Stored data:
········
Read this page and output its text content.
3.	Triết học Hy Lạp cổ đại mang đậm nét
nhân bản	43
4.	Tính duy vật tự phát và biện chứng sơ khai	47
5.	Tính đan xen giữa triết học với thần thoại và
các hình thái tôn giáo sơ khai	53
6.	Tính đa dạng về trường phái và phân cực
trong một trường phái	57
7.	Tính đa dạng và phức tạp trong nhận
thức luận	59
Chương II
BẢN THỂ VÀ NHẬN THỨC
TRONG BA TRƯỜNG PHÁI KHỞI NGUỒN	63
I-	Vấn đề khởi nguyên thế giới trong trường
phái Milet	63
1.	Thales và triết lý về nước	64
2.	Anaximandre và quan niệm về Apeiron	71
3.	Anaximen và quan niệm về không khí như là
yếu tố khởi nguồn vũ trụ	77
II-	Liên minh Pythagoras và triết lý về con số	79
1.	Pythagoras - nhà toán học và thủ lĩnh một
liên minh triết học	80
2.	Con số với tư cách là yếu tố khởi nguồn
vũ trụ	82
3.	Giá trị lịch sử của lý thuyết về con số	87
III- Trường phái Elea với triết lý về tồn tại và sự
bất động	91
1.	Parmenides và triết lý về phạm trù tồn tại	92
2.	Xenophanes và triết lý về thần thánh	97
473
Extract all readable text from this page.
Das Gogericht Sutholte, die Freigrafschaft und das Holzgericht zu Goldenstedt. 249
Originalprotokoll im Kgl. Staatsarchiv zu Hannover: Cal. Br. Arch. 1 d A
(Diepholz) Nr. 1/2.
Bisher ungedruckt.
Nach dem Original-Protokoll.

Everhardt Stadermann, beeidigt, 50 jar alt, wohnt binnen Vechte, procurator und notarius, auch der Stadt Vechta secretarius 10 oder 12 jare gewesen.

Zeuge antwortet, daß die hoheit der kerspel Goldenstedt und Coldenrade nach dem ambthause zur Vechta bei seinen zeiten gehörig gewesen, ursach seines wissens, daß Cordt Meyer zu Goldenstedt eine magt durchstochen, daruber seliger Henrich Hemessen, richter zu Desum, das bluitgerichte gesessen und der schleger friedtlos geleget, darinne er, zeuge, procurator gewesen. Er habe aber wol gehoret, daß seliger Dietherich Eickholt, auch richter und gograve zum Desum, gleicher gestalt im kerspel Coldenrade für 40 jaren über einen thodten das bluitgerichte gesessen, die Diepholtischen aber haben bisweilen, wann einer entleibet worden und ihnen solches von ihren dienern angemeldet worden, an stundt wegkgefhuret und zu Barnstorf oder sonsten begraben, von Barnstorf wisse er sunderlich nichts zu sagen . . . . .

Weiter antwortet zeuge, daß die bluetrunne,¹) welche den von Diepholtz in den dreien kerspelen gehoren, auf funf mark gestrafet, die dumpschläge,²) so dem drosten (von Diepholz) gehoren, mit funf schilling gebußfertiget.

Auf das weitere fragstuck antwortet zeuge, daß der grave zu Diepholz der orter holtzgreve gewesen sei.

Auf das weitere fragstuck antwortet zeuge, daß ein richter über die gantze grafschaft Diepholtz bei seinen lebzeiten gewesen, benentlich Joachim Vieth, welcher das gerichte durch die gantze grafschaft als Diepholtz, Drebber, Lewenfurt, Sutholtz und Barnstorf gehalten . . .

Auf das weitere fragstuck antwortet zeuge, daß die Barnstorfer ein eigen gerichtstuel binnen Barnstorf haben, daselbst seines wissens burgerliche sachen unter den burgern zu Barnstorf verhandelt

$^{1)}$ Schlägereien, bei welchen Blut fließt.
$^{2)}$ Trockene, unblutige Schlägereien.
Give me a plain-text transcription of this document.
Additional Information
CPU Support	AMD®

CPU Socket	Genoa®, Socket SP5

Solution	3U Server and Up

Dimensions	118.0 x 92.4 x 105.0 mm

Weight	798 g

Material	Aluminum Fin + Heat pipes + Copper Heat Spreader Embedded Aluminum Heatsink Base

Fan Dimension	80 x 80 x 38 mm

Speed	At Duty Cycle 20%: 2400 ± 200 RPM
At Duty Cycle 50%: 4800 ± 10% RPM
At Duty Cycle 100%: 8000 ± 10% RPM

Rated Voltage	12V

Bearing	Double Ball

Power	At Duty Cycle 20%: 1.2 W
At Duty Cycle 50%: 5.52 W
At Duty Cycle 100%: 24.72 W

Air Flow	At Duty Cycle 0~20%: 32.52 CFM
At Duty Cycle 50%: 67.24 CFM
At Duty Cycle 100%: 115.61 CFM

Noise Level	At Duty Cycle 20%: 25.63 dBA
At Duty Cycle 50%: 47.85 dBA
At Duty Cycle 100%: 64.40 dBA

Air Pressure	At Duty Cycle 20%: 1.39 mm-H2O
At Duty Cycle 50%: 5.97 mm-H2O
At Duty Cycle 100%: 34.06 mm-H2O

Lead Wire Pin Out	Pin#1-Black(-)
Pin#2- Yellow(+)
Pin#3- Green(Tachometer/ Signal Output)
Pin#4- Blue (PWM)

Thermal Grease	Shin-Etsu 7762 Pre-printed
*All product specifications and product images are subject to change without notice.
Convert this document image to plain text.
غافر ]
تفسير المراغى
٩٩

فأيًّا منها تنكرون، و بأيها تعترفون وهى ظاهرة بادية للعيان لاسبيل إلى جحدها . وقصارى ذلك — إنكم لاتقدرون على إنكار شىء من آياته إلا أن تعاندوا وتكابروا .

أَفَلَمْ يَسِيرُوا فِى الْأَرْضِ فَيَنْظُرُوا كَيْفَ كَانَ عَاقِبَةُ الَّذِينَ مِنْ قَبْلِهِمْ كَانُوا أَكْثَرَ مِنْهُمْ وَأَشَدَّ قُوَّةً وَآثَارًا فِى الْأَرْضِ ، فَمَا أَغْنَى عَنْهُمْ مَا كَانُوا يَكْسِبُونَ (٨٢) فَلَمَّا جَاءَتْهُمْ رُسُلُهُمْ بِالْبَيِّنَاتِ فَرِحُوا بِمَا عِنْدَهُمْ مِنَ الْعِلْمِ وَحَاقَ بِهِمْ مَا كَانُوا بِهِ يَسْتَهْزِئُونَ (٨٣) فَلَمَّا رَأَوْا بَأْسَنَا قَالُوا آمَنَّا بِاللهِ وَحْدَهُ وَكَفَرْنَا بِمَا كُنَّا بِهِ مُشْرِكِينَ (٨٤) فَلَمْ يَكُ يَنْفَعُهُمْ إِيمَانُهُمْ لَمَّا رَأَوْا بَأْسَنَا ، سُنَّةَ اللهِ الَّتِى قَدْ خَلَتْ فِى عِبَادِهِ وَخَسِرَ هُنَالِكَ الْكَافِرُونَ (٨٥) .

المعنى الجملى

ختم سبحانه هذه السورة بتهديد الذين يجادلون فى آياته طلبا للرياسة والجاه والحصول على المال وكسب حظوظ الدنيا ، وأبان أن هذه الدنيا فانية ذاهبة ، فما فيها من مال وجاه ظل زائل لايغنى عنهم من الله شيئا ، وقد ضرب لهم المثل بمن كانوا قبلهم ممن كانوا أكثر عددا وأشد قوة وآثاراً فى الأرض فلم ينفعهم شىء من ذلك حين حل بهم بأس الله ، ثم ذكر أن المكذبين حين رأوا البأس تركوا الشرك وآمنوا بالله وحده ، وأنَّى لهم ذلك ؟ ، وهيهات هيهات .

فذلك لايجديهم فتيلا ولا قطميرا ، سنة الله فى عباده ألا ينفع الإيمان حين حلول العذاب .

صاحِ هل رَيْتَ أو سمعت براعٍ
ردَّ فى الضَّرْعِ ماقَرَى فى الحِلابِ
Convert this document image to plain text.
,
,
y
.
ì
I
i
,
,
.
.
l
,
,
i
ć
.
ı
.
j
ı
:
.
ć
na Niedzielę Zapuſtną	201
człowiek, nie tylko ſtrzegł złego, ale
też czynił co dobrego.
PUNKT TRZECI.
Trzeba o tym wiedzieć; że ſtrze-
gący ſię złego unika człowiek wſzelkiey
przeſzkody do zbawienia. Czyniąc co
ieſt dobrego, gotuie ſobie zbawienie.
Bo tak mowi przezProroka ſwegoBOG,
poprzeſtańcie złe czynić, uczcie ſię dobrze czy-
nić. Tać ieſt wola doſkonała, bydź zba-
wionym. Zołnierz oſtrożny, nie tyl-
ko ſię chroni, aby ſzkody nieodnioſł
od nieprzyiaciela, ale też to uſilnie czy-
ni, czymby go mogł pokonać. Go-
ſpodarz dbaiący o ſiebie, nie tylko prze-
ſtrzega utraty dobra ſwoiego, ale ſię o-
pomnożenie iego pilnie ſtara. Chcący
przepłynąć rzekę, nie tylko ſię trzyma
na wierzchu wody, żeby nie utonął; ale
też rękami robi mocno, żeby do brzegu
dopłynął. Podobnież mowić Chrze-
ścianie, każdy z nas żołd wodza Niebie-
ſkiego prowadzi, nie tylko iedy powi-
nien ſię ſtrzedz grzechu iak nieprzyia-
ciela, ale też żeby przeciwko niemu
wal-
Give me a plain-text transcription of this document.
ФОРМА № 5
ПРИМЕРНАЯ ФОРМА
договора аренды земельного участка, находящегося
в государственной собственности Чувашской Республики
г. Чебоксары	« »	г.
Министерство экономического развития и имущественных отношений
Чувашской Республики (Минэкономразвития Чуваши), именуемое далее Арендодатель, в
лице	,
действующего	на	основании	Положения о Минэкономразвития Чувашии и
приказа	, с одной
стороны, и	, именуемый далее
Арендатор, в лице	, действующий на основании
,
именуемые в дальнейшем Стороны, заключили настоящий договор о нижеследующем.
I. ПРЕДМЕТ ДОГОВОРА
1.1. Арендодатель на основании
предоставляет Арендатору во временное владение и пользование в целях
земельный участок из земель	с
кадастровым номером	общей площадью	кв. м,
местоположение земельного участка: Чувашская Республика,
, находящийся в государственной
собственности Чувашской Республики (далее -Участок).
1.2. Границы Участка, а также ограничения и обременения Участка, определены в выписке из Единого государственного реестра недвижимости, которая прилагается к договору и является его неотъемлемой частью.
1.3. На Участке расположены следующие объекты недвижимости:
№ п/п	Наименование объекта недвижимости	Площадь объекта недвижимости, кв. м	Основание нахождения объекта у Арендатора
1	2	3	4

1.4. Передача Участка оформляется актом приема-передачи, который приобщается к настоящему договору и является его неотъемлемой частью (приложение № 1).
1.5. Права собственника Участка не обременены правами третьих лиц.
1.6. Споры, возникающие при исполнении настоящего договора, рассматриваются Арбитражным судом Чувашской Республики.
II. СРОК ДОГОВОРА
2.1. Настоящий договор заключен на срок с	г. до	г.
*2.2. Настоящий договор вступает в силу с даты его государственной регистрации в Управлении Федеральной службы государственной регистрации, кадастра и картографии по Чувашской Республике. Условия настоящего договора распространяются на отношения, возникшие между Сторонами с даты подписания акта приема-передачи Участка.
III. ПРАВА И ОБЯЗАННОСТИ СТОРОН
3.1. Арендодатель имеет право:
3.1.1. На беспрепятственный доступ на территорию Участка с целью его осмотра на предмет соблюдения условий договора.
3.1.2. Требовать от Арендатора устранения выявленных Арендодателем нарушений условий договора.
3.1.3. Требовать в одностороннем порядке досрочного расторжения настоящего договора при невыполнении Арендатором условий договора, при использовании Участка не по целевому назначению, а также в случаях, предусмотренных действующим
········
All lines in the data that contain the word "земельного" should be copied.

договора аренды земельного участка, находящегося
местоположение земельного участка: Чувашская Республика,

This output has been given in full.